TASK PROMPT: Locate every line in the material below that has the word "this". Copy each of those lines.

---------- DATA EXCERPTS

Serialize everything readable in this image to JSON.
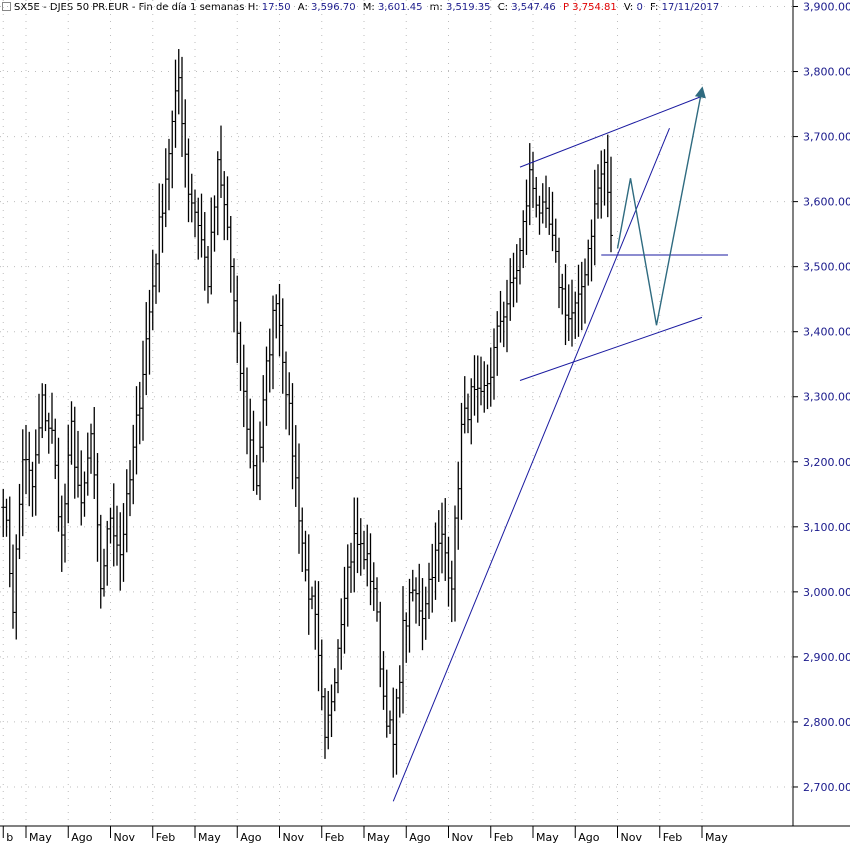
{
  "header": {
    "symbol": "SX5E",
    "name": "- DJES 50 PR.EUR -",
    "period": "Fin de día 1 semanas",
    "h_label": "H:",
    "h_value": "17:50",
    "a_label": "A:",
    "a_value": "3,596.70",
    "m_label": "M:",
    "m_value": "3,601.45",
    "m2_label": "m:",
    "m2_value": "3,519.35",
    "c_label": "C:",
    "c_value": "3,547.46",
    "p_label": "P",
    "p_value": "3,754.81",
    "v_label": "V:",
    "v_value": "0",
    "f_label": "F:",
    "f_value": "17/11/2017"
  },
  "colors": {
    "price": "#000000",
    "trendline": "#1a1aa0",
    "projection": "#2f6b80",
    "grid": "#bdbdbd",
    "axis_text": "#1a1a8c",
    "date_text": "#000000"
  },
  "chart_data": {
    "type": "bar",
    "subtype": "ohlc-weekly",
    "title": "SX5E - DJES 50 PR.EUR",
    "ylim": [
      2640,
      3910
    ],
    "y_ticks": [
      2700,
      2800,
      2900,
      3000,
      3100,
      3200,
      3300,
      3400,
      3500,
      3600,
      3700,
      3800,
      3900
    ],
    "y_tick_labels": [
      "2,700.00",
      "2,800.00",
      "2,900.00",
      "3,000.00",
      "3,100.00",
      "3,200.00",
      "3,300.00",
      "3,400.00",
      "3,500.00",
      "3,600.00",
      "3,700.00",
      "3,800.00",
      "3,900.00"
    ],
    "x_labels": [
      "b",
      "May",
      "Ago",
      "Nov",
      "Feb",
      "May",
      "Ago",
      "Nov",
      "Feb",
      "May",
      "Ago",
      "Nov",
      "Feb",
      "May",
      "Ago",
      "Nov",
      "Feb",
      "May"
    ],
    "x_week_index": [
      0,
      7,
      20,
      33,
      46,
      59,
      72,
      85,
      98,
      111,
      124,
      137,
      150,
      163,
      176,
      189,
      202,
      215
    ],
    "x_range_weeks": [
      -1,
      243
    ],
    "grid": true,
    "close_series_anchors": [
      [
        0,
        3150
      ],
      [
        3,
        2980
      ],
      [
        6,
        3210
      ],
      [
        9,
        3160
      ],
      [
        12,
        3290
      ],
      [
        15,
        3240
      ],
      [
        18,
        3080
      ],
      [
        21,
        3250
      ],
      [
        24,
        3120
      ],
      [
        27,
        3240
      ],
      [
        30,
        3010
      ],
      [
        33,
        3120
      ],
      [
        36,
        3060
      ],
      [
        39,
        3170
      ],
      [
        42,
        3300
      ],
      [
        45,
        3430
      ],
      [
        48,
        3560
      ],
      [
        51,
        3680
      ],
      [
        54,
        3790
      ],
      [
        57,
        3620
      ],
      [
        60,
        3570
      ],
      [
        63,
        3480
      ],
      [
        66,
        3650
      ],
      [
        69,
        3560
      ],
      [
        72,
        3380
      ],
      [
        75,
        3260
      ],
      [
        78,
        3170
      ],
      [
        81,
        3340
      ],
      [
        84,
        3460
      ],
      [
        87,
        3320
      ],
      [
        90,
        3170
      ],
      [
        93,
        3030
      ],
      [
        96,
        2950
      ],
      [
        99,
        2760
      ],
      [
        102,
        2880
      ],
      [
        105,
        3010
      ],
      [
        108,
        3080
      ],
      [
        111,
        3060
      ],
      [
        114,
        3010
      ],
      [
        117,
        2840
      ],
      [
        120,
        2760
      ],
      [
        123,
        2940
      ],
      [
        126,
        3000
      ],
      [
        129,
        2970
      ],
      [
        132,
        3040
      ],
      [
        135,
        3080
      ],
      [
        138,
        3020
      ],
      [
        141,
        3250
      ],
      [
        144,
        3300
      ],
      [
        147,
        3290
      ],
      [
        150,
        3340
      ],
      [
        153,
        3420
      ],
      [
        156,
        3460
      ],
      [
        159,
        3520
      ],
      [
        162,
        3640
      ],
      [
        165,
        3590
      ],
      [
        168,
        3560
      ],
      [
        171,
        3480
      ],
      [
        174,
        3420
      ],
      [
        177,
        3440
      ],
      [
        180,
        3530
      ],
      [
        183,
        3620
      ],
      [
        185,
        3660
      ],
      [
        187,
        3548
      ]
    ],
    "trendlines": [
      {
        "name": "rising-support",
        "from": [
          120,
          2678
        ],
        "to": [
          205,
          3713
        ]
      },
      {
        "name": "channel-upper",
        "from": [
          159,
          3653
        ],
        "to": [
          215,
          3762
        ]
      },
      {
        "name": "channel-lower",
        "from": [
          159,
          3325
        ],
        "to": [
          215,
          3422
        ]
      },
      {
        "name": "horizontal-support",
        "from": [
          184,
          3518
        ],
        "to": [
          223,
          3518
        ]
      }
    ],
    "projection": {
      "points": [
        [
          189,
          3528
        ],
        [
          193,
          3636
        ],
        [
          201,
          3410
        ],
        [
          215,
          3773
        ]
      ]
    }
  }
}
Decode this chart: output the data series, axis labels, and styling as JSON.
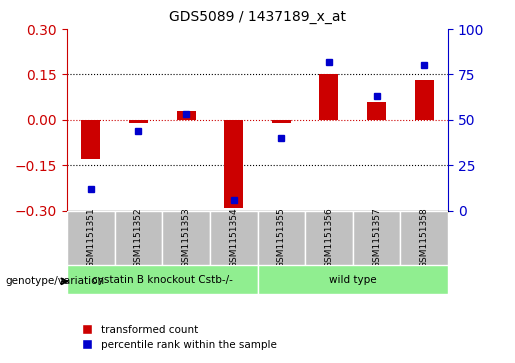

--------------------

RESPONSE:
Serialize everything readable in this image to JSON.
Decode this chart: output the data series, axis labels, and styling as JSON.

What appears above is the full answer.